● **GIVEN DATA**:

===============

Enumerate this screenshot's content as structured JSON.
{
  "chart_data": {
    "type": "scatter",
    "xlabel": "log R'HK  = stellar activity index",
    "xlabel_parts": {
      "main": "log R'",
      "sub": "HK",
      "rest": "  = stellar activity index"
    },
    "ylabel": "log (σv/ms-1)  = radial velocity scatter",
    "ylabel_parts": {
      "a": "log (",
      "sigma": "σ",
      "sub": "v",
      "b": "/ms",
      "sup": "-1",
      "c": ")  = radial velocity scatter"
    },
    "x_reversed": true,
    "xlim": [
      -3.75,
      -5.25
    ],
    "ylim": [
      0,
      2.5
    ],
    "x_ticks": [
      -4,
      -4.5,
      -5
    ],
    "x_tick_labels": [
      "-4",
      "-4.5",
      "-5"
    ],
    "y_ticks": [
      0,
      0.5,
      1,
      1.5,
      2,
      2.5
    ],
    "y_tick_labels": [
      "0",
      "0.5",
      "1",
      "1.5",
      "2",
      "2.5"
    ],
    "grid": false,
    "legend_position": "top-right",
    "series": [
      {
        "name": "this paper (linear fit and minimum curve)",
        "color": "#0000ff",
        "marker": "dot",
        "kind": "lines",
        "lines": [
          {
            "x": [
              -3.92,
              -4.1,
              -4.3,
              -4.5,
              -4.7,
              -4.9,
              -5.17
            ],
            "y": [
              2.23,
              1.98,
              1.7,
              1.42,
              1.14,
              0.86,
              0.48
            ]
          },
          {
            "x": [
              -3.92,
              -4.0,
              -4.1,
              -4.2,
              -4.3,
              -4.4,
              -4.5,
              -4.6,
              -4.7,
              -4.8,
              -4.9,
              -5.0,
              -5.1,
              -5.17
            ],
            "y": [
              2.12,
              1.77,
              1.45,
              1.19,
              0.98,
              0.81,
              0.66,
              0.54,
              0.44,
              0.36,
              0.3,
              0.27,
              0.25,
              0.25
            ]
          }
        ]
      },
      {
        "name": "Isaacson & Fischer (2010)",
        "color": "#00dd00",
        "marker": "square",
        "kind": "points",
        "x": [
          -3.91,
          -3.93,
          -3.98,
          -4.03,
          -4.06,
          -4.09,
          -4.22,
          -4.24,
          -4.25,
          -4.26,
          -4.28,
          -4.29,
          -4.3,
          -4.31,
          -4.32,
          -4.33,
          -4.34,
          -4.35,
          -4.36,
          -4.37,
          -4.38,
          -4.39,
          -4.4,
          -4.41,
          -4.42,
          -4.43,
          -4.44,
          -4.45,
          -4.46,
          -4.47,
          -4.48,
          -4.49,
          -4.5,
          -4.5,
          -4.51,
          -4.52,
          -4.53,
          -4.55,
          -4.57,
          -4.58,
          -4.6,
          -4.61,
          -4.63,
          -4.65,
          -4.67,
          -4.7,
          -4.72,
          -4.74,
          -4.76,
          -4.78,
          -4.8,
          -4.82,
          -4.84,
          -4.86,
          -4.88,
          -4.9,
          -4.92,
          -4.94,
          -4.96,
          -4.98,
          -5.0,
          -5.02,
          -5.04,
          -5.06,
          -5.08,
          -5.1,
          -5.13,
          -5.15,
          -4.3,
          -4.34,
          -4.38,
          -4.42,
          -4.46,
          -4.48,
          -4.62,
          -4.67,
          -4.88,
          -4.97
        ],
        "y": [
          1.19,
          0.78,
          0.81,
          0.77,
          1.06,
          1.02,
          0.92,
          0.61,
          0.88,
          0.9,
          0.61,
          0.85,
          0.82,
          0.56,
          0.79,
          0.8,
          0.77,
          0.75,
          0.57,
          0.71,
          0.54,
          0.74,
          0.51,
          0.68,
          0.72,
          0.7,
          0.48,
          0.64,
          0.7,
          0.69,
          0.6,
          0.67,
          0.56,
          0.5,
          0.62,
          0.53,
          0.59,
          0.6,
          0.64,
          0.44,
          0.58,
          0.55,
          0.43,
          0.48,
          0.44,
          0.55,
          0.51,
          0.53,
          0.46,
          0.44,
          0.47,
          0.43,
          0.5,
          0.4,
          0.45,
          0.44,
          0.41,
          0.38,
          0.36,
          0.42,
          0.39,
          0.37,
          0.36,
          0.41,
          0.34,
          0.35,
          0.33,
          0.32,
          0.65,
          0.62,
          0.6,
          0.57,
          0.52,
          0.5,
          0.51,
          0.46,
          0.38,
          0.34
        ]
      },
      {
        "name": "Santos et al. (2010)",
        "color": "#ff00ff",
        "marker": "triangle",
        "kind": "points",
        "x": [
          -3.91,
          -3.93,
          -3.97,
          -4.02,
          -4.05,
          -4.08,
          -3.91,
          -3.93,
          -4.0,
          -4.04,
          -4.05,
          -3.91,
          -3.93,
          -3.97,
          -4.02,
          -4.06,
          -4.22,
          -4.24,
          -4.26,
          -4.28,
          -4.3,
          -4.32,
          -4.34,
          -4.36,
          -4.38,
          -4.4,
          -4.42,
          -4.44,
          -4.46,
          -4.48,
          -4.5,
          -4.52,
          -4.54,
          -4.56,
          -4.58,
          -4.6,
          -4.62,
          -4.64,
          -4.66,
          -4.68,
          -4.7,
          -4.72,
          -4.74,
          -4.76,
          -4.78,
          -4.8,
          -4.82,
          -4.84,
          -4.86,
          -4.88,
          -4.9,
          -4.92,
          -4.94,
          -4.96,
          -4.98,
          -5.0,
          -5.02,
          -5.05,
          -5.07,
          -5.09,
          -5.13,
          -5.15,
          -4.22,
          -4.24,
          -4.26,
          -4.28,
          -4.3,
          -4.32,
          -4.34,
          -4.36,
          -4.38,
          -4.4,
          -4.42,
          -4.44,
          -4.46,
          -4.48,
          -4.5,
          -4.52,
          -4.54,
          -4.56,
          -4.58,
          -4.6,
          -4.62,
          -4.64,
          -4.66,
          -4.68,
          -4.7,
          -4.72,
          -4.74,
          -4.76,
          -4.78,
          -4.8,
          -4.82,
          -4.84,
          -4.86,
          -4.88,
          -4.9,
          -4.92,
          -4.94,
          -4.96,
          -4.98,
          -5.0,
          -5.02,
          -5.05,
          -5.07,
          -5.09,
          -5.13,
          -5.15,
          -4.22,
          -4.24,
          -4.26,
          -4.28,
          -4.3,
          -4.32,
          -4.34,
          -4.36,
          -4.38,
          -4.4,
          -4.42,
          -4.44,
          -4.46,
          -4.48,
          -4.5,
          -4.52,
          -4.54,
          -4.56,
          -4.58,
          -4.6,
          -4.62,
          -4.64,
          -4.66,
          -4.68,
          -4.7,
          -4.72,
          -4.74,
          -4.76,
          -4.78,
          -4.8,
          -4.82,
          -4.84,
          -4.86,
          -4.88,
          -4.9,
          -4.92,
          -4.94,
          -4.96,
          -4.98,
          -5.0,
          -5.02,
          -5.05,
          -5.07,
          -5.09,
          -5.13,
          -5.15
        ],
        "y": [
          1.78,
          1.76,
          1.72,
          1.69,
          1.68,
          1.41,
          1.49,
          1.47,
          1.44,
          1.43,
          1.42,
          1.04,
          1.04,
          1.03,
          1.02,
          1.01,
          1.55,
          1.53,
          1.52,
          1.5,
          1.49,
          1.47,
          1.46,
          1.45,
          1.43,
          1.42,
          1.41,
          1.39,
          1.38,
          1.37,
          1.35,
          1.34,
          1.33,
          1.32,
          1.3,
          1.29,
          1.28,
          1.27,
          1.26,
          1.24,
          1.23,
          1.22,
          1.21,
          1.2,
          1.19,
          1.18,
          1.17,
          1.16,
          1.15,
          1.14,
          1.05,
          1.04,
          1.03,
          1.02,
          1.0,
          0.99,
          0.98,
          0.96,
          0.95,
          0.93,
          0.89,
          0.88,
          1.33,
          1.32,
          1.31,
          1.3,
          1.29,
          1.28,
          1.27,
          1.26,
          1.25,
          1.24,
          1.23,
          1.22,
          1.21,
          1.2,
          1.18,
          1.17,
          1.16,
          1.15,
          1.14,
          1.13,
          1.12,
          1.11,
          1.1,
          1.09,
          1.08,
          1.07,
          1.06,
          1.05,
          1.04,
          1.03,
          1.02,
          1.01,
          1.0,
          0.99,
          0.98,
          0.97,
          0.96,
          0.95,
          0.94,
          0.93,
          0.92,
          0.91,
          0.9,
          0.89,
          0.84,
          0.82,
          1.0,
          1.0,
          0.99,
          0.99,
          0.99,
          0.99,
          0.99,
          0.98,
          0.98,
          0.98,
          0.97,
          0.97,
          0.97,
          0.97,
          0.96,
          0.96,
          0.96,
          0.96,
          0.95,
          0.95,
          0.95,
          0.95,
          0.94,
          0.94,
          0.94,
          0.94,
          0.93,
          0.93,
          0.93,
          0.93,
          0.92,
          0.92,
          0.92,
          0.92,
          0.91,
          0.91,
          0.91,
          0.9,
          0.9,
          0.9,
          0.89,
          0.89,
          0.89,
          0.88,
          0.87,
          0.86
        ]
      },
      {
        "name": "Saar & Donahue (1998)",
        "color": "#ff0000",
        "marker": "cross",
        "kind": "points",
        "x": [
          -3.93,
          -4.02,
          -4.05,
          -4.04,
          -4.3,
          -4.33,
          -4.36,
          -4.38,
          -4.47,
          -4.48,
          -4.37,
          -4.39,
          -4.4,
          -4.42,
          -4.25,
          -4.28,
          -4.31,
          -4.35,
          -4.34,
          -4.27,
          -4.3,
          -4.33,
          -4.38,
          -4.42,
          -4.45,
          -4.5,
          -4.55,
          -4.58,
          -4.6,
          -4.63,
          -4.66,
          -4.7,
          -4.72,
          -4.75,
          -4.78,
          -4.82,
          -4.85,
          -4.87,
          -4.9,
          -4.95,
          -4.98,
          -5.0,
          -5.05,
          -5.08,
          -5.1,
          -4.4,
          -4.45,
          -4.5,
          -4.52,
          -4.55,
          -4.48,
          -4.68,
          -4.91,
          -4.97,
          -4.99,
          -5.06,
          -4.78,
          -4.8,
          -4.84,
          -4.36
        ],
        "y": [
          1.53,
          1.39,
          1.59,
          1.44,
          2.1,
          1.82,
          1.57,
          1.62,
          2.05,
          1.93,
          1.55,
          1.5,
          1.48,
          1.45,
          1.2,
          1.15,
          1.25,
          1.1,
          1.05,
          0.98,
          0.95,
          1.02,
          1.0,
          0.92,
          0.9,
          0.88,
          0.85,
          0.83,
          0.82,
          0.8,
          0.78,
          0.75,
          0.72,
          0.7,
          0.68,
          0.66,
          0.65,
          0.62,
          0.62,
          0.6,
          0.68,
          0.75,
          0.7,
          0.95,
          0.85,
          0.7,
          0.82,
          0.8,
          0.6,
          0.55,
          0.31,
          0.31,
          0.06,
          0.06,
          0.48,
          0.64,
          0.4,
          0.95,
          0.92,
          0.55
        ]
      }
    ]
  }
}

===============

● **TASK DETAILS**: The lines above form a set of records; determine how many of them contain the string "color" and give that number alone.

● **CORRECT RESPONSE**: 4